= DESCRIPTION OF THE TASK =
List each line in which the string "Select" appears.

= Collected data entries =
== == ==

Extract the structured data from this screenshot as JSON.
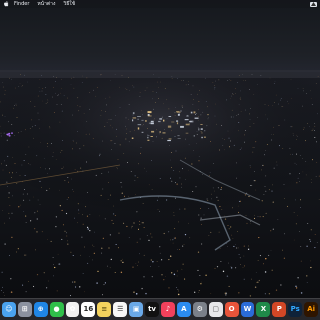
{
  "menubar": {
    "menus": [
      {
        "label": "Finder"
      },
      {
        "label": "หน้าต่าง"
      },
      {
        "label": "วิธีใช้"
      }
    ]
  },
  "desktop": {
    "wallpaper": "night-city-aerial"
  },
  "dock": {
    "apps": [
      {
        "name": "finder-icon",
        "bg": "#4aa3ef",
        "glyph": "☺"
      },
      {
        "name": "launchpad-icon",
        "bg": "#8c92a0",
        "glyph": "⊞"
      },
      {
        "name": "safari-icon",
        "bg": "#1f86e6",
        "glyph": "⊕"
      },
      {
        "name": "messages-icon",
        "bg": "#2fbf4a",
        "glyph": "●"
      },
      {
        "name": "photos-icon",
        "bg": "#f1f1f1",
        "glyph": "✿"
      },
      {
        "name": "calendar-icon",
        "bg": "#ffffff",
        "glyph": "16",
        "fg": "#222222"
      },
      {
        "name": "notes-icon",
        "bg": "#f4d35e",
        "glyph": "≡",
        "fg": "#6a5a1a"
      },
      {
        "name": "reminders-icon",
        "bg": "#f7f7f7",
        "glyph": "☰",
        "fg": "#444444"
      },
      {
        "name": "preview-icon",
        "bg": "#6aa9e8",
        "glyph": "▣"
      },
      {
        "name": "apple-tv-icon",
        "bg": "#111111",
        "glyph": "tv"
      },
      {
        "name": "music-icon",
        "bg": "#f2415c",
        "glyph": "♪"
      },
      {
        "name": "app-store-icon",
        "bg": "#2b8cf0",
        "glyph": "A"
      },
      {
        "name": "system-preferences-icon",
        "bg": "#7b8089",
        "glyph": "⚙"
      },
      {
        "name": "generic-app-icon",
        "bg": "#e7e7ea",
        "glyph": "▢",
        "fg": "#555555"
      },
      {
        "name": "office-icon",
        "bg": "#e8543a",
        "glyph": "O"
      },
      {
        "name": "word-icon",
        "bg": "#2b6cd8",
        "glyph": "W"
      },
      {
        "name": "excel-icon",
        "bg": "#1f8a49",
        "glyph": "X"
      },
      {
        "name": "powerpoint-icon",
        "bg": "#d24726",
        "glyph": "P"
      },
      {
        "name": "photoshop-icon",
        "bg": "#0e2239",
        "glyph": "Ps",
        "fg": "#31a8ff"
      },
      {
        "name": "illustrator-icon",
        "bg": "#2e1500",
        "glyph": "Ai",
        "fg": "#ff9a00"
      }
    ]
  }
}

== == ==

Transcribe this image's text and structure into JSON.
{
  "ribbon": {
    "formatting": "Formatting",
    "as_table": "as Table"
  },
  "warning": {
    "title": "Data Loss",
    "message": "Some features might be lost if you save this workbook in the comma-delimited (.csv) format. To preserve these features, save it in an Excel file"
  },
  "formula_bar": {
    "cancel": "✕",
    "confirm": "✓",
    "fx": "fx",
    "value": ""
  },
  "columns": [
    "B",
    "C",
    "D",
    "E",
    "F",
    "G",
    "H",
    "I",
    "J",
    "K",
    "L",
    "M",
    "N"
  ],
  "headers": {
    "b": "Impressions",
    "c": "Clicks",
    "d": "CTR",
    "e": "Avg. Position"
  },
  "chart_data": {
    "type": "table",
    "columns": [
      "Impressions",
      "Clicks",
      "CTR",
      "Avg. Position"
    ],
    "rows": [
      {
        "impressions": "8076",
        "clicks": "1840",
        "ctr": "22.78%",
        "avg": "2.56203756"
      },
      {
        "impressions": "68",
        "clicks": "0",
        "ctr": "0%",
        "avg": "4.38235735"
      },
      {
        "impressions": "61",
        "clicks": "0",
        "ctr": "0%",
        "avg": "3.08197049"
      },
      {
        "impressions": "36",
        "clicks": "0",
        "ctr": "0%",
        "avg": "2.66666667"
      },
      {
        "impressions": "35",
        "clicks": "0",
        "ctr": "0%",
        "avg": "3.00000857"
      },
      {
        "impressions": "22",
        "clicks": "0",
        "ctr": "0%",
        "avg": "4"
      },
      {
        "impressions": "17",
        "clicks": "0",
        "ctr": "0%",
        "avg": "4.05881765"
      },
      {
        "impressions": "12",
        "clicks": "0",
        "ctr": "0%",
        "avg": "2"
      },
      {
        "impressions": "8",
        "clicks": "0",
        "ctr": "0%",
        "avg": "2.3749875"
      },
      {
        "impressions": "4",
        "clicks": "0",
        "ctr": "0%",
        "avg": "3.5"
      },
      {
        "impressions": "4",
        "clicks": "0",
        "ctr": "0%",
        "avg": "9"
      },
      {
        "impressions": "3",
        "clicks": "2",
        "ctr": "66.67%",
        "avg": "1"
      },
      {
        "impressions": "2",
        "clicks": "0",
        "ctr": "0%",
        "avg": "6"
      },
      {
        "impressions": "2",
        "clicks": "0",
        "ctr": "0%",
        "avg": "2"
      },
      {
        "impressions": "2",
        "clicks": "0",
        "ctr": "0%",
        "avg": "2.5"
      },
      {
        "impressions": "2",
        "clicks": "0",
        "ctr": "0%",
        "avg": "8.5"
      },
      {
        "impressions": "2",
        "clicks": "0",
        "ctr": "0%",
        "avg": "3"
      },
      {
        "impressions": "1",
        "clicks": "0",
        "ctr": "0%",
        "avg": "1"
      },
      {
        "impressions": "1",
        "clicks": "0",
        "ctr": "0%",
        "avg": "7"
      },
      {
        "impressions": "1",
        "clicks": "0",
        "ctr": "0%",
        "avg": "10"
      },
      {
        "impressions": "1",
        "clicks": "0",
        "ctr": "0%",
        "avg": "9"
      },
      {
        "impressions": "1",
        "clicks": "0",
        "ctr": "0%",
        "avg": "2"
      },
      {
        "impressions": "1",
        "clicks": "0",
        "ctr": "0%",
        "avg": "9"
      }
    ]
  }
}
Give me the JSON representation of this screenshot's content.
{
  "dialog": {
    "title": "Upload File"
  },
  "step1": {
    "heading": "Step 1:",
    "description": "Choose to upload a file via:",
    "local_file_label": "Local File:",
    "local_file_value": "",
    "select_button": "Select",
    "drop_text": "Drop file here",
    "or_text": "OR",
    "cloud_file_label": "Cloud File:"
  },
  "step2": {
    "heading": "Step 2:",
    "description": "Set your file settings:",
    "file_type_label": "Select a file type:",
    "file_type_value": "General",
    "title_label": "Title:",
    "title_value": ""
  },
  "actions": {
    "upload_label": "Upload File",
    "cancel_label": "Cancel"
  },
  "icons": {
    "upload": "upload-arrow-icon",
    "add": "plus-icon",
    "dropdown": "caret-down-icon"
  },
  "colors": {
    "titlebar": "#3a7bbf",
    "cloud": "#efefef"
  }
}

== == ==

= TASK SOLUTION =
    "select_button": "Select",
    "file_type_label": "Select a file type:",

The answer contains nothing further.